> [The request]: Return, character for character, the lines from the one bearing "OCR this image." through the end of the material. Omit everything before that line.

─── Task material ───

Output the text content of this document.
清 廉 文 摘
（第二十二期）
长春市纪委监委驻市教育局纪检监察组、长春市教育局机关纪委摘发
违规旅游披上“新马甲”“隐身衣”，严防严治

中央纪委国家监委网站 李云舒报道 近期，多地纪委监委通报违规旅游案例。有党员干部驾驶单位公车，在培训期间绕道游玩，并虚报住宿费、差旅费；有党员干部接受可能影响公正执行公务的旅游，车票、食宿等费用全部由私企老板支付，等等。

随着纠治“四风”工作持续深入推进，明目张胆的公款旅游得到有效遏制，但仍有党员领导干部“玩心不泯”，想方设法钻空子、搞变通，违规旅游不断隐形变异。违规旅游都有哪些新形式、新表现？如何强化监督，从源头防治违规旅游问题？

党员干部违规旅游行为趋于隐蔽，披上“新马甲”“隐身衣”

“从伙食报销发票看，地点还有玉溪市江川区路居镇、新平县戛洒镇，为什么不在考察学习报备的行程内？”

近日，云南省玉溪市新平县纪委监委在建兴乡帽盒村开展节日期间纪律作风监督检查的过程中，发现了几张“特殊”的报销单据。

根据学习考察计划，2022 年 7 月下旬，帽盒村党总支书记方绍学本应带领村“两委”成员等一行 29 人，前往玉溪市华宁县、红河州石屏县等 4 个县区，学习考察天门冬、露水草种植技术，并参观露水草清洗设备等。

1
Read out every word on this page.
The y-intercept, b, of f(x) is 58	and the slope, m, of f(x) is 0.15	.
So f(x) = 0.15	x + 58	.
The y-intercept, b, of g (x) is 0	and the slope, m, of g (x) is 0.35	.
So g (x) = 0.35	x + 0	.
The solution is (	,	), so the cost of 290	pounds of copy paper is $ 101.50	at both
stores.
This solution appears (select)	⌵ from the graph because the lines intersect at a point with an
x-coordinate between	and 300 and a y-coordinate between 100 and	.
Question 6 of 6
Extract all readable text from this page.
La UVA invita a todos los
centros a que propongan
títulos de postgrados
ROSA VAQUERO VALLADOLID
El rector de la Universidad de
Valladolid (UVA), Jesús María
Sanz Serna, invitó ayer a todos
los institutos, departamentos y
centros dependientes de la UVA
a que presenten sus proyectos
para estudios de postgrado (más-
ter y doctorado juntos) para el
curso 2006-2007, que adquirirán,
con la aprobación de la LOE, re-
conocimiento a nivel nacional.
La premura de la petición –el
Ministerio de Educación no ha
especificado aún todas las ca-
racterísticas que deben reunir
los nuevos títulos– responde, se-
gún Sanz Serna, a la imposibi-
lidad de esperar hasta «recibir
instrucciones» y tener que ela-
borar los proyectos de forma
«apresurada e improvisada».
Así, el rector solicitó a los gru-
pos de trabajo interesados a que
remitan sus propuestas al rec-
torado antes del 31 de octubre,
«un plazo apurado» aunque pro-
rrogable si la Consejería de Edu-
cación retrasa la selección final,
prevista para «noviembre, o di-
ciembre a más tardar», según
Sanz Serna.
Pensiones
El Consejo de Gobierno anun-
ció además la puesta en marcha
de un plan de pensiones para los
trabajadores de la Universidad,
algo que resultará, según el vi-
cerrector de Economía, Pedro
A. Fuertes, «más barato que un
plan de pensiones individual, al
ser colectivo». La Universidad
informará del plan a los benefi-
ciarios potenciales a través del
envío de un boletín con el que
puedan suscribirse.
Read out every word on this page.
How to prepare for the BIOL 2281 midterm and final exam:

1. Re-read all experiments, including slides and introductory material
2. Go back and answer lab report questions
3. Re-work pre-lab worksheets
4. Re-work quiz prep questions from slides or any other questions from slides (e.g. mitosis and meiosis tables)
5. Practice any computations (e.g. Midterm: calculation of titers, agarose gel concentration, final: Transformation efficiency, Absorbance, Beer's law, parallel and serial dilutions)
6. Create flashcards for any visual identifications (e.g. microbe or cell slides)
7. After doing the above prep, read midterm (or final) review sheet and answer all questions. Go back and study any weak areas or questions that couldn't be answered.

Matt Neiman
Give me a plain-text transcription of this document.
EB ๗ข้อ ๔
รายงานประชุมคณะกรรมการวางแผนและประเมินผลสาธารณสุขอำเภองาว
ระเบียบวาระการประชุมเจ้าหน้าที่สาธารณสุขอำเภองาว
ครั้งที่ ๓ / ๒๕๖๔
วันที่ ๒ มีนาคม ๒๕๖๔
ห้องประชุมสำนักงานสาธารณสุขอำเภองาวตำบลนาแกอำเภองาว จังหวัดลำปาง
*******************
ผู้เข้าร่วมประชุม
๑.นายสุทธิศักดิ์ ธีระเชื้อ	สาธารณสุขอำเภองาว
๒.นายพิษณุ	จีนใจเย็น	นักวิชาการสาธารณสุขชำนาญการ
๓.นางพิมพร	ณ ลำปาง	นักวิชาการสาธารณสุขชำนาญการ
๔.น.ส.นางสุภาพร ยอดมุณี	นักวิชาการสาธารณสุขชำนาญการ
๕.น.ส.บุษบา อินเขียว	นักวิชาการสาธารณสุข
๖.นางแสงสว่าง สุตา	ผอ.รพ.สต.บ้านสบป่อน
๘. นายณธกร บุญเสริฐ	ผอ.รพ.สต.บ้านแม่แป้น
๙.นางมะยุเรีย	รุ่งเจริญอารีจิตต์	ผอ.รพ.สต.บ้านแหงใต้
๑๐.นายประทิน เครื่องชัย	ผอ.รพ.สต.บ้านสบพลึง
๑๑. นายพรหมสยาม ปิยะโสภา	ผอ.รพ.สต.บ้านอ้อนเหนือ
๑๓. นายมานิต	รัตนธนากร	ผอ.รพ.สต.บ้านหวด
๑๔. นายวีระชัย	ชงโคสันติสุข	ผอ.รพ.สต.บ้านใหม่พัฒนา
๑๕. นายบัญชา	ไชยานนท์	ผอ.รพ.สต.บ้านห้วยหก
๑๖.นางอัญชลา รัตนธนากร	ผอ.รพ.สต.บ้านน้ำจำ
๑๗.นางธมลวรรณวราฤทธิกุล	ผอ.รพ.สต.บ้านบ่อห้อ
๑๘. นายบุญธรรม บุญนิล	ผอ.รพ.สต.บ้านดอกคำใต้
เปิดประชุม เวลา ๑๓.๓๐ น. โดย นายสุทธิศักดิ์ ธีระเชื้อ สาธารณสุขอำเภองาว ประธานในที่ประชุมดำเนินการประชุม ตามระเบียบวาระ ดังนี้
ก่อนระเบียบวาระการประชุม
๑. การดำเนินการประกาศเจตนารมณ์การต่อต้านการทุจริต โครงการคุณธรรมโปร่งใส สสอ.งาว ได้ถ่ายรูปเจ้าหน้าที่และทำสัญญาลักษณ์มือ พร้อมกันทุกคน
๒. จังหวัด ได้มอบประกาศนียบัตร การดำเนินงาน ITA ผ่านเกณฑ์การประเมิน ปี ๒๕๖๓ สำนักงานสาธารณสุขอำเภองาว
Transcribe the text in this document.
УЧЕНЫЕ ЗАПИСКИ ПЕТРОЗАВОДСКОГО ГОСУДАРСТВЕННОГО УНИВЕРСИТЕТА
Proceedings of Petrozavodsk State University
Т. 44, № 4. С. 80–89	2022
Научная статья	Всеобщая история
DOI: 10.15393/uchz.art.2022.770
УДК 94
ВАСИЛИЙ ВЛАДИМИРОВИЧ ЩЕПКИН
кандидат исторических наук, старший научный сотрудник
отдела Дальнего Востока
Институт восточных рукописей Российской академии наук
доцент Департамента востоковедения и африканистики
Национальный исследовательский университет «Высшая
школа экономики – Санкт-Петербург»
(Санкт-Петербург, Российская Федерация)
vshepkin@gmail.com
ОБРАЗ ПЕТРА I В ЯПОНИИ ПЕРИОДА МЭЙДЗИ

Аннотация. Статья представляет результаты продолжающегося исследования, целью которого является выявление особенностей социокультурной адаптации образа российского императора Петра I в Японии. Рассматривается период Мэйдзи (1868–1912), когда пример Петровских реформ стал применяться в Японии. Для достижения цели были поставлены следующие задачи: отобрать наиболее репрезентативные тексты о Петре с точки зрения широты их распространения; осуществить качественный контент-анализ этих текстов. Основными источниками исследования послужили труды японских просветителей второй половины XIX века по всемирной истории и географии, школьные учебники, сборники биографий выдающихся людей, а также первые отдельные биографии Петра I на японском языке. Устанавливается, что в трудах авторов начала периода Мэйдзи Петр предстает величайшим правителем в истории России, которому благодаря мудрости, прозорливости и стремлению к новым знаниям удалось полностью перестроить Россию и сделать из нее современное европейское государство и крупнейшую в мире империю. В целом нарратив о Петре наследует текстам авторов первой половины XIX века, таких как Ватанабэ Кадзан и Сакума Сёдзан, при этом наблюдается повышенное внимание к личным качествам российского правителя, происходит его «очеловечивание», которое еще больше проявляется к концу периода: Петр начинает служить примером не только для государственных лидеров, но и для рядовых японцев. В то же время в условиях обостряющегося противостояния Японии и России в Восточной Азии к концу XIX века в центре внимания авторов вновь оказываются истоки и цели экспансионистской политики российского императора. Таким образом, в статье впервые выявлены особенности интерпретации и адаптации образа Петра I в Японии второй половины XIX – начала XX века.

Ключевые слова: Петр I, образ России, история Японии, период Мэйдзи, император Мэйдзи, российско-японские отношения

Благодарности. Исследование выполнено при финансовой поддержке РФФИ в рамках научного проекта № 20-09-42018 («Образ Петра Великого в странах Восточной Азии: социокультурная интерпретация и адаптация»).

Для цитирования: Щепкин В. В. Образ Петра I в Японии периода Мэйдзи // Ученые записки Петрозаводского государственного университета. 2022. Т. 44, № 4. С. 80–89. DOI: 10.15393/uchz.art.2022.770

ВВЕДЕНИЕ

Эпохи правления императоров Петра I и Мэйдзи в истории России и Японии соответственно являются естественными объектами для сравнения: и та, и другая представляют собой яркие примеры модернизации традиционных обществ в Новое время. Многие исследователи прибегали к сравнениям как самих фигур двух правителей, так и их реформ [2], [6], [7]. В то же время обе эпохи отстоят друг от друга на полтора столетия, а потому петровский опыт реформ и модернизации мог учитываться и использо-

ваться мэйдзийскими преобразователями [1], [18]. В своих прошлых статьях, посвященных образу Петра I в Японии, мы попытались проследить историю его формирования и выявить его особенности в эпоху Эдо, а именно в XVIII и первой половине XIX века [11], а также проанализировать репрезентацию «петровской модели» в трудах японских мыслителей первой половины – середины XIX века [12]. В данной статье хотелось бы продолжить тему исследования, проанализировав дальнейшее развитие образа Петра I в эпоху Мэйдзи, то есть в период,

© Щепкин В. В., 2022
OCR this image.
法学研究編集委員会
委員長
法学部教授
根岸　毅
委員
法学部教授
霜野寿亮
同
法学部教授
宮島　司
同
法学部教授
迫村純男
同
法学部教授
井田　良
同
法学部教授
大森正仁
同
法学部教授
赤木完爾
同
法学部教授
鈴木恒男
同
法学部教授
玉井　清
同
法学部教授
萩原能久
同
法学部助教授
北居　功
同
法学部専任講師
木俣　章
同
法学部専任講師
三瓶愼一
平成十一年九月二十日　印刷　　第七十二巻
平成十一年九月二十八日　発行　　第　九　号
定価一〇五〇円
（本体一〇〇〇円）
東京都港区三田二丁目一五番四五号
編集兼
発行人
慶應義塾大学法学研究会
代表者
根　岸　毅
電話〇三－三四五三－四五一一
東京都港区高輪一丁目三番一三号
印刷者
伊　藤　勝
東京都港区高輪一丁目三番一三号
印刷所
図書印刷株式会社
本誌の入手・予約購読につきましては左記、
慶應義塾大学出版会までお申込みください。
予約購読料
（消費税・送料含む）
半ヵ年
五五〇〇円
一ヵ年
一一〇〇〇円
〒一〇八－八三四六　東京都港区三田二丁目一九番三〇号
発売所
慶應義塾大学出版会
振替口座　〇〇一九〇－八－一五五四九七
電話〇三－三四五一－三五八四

───

> [Reply]:
OCR this image.
法学研究編集委員会
委員長
法学部教授
根岸　毅
委員
法学部教授
霜野寿亮
同
法学部教授
宮島　司
同
法学部教授
迫村純男
同
法学部教授
井田　良
同
法学部教授
大森正仁
同
法学部教授
赤木完爾
同
法学部教授
鈴木恒男
同
法学部教授
玉井　清
同
法学部教授
萩原能久
同
法学部助教授
北居　功
同
法学部専任講師
木俣　章
同
法学部専任講師
三瓶愼一
平成十一年九月二十日　印刷　　第七十二巻
平成十一年九月二十八日　発行　　第　九　号
定価一〇五〇円
（本体一〇〇〇円）
東京都港区三田二丁目一五番四五号
編集兼
発行人
慶應義塾大学法学研究会
代表者
根　岸　毅
電話〇三－三四五三－四五一一
東京都港区高輪一丁目三番一三号
印刷者
伊　藤　勝
東京都港区高輪一丁目三番一三号
印刷所
図書印刷株式会社
本誌の入手・予約購読につきましては左記、
慶應義塾大学出版会までお申込みください。
予約購読料
（消費税・送料含む）
半ヵ年
五五〇〇円
一ヵ年
一一〇〇〇円
〒一〇八－八三四六　東京都港区三田二丁目一九番三〇号
発売所
慶應義塾大学出版会
振替口座　〇〇一九〇－八－一五五四九七
電話〇三－三四五一－三五八四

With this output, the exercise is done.